> EXERCISE GOAL:
From the entries below, copy out every line with "difference" in it.

---------- RECORD EXCERPTS

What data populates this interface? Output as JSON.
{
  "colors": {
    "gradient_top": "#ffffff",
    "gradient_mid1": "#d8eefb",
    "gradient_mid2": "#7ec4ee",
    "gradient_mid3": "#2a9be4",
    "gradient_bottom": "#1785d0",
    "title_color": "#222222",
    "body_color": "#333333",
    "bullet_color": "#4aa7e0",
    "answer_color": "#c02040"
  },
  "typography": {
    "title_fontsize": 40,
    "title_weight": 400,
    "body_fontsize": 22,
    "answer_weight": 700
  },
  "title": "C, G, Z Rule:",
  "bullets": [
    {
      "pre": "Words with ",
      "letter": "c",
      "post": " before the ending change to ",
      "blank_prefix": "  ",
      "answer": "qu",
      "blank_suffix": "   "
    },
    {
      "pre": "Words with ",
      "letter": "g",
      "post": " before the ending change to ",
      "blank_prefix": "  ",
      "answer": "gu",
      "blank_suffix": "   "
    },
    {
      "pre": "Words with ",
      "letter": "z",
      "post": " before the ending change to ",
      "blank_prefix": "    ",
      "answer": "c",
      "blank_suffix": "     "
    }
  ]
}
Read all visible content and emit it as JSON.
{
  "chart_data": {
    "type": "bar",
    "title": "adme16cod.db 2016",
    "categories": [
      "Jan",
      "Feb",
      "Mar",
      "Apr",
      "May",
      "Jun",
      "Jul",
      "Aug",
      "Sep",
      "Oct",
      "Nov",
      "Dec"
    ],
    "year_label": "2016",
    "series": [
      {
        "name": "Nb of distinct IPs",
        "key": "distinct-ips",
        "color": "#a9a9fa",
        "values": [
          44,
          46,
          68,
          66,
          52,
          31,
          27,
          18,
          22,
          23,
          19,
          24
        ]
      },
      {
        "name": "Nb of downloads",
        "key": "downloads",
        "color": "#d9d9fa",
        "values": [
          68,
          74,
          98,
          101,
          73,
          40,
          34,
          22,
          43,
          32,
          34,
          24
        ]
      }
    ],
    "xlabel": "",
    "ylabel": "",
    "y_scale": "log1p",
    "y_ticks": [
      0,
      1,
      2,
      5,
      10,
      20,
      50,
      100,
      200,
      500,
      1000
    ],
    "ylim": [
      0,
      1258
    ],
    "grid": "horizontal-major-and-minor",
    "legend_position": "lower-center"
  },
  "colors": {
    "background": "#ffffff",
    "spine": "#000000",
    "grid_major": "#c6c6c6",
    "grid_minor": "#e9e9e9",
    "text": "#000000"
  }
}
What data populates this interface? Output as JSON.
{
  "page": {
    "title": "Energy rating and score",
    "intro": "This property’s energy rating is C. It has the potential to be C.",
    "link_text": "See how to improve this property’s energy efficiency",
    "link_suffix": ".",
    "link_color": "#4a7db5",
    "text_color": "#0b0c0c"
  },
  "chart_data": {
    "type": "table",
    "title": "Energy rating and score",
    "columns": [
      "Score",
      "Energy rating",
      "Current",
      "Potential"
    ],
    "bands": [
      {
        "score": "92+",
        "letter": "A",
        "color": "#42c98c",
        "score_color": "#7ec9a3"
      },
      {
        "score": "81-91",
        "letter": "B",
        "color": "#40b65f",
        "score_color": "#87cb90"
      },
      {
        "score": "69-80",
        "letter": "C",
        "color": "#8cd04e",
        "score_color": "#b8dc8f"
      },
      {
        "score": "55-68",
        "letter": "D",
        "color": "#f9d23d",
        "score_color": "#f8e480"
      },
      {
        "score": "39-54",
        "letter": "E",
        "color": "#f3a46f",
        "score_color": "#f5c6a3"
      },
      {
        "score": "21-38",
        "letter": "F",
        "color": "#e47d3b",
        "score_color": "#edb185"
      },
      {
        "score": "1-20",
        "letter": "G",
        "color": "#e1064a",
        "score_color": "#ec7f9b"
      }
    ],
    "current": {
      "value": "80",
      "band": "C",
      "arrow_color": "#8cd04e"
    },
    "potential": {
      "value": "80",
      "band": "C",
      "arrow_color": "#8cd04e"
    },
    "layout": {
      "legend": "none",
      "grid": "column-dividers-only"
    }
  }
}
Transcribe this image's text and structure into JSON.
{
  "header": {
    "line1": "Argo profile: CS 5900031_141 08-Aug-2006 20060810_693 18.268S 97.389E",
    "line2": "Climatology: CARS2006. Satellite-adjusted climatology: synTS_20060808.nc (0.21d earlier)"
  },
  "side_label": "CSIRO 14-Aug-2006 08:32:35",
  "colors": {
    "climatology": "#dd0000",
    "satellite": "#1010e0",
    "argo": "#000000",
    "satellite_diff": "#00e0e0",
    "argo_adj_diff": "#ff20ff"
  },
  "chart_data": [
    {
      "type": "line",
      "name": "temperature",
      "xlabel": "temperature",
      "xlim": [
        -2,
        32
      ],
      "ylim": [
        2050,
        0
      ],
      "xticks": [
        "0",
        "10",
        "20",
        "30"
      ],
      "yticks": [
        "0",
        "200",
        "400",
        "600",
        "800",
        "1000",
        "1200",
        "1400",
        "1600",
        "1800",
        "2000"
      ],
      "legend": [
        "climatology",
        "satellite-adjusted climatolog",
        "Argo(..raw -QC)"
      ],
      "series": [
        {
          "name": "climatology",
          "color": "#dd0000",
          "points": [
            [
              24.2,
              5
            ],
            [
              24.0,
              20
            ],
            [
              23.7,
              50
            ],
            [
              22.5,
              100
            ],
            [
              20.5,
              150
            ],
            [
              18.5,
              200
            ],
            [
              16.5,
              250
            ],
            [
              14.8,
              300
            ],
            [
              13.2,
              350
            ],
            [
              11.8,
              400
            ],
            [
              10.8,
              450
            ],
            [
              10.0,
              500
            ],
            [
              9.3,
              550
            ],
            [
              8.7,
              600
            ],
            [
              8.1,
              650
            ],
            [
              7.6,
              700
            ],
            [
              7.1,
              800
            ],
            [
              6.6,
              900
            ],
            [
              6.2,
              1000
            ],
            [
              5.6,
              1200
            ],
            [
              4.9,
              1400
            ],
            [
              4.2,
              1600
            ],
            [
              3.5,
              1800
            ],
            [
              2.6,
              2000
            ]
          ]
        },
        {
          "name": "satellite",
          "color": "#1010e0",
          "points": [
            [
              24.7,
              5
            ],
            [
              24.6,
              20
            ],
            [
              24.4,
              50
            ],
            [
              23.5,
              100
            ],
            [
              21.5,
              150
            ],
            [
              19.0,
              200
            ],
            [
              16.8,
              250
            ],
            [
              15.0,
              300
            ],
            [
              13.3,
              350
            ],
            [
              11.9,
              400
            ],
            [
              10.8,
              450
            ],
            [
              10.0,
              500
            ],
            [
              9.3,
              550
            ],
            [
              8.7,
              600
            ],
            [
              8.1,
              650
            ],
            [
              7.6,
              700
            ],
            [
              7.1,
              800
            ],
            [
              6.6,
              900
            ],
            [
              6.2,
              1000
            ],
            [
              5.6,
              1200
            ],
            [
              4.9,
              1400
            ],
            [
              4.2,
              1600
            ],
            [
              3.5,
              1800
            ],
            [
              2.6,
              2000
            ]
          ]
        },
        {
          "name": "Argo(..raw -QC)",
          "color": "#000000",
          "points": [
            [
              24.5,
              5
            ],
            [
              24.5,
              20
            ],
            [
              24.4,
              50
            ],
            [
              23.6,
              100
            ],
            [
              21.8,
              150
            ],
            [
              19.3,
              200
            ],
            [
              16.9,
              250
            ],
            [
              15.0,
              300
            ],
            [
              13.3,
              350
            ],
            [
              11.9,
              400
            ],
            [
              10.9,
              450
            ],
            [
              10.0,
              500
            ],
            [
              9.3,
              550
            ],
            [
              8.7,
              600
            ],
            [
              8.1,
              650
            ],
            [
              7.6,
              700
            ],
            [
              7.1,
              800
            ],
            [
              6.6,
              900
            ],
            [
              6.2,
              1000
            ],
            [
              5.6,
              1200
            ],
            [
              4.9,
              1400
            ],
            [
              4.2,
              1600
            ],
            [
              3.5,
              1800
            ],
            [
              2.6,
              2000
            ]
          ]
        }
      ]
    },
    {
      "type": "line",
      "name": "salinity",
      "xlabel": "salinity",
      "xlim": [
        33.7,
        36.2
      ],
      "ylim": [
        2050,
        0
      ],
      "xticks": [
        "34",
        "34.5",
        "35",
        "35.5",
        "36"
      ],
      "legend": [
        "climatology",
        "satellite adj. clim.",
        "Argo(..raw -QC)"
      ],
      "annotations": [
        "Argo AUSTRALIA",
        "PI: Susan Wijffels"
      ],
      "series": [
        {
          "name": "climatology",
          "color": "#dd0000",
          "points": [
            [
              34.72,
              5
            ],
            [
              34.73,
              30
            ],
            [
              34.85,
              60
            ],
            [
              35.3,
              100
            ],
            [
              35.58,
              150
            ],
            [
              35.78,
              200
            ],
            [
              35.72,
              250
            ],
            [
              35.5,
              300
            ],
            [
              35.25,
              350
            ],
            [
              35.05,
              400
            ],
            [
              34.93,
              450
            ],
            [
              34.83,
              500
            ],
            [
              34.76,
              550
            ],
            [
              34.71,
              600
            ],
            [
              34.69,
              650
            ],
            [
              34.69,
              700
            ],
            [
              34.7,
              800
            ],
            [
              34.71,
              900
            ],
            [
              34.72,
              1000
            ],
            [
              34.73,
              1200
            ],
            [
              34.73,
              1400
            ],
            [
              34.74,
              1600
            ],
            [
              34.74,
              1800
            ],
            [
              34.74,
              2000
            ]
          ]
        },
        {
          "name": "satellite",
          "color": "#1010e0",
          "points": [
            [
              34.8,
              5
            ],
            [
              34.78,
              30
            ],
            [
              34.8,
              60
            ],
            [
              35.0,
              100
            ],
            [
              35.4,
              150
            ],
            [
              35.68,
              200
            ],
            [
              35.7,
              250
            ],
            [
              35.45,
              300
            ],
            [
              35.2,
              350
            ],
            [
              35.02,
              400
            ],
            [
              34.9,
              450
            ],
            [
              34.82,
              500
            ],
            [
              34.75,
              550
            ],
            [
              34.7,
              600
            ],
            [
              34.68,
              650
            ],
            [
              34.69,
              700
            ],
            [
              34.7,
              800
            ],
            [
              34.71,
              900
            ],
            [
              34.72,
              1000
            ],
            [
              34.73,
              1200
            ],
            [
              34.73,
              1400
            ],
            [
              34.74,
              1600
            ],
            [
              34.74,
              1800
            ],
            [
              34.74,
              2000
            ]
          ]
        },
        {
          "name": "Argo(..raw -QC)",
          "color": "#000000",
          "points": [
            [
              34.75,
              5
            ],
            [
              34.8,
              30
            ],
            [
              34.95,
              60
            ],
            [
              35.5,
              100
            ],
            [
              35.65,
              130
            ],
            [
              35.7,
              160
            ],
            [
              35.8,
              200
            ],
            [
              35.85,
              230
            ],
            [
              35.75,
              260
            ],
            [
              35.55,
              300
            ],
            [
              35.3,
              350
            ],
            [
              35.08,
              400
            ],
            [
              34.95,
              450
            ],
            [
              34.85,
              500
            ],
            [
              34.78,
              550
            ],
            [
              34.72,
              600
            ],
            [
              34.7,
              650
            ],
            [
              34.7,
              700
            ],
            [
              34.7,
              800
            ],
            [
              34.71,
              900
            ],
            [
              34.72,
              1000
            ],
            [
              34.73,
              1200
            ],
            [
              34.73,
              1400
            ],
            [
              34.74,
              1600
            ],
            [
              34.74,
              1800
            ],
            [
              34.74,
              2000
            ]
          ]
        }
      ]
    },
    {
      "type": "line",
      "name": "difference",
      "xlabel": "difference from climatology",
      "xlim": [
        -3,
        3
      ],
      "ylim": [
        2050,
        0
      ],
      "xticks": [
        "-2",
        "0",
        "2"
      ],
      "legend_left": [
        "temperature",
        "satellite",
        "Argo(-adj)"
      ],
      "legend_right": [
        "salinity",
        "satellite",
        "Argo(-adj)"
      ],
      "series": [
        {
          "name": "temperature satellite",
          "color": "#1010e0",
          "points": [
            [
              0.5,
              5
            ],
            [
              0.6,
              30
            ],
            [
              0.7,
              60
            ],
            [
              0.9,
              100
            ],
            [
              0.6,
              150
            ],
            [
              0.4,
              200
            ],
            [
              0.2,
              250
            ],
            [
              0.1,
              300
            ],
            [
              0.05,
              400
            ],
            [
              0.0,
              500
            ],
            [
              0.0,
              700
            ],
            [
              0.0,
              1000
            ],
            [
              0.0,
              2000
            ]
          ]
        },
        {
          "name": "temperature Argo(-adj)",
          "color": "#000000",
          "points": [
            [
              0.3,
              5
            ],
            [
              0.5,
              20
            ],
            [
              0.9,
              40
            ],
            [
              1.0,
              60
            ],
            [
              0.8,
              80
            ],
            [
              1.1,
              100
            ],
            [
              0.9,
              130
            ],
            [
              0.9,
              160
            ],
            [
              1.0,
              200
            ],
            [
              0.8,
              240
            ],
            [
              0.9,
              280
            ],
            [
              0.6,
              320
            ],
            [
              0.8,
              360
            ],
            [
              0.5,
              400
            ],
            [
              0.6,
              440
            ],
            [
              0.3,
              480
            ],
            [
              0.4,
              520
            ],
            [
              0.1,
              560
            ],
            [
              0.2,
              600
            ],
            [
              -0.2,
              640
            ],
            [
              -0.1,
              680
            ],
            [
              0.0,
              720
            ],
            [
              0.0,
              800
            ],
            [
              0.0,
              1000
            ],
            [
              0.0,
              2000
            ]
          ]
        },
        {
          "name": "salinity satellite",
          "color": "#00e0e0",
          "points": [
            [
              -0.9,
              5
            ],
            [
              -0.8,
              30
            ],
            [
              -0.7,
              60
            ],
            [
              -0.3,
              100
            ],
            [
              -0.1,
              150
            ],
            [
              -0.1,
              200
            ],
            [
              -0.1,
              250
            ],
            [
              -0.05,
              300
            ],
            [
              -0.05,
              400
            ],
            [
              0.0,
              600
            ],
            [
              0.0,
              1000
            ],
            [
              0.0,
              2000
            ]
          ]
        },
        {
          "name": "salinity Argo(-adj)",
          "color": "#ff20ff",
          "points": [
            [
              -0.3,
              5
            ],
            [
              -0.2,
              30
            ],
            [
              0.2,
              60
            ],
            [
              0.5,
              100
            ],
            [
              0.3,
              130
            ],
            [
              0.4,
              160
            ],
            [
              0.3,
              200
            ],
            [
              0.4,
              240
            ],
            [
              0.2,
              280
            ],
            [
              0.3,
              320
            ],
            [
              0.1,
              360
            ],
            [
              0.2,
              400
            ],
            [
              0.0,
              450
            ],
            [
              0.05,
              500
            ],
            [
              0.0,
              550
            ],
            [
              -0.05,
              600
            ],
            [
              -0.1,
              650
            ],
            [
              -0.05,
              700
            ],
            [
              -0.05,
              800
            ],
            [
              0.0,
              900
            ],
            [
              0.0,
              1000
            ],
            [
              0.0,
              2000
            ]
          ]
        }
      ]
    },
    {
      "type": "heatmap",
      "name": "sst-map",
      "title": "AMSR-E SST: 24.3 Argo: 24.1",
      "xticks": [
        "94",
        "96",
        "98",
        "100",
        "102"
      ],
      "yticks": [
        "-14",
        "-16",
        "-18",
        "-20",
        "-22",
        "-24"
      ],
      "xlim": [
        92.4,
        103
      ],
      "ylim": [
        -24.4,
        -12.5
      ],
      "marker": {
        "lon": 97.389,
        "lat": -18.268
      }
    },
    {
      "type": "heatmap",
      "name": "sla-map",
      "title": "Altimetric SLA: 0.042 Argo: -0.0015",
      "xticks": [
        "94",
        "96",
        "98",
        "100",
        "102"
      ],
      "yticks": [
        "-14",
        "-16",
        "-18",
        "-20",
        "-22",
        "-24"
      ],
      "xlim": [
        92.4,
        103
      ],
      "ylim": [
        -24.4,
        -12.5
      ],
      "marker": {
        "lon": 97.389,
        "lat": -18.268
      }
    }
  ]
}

--------------------

> SOLUTION FOR THIS PROBLEM:
      "name": "difference",
      "xlabel": "difference from climatology",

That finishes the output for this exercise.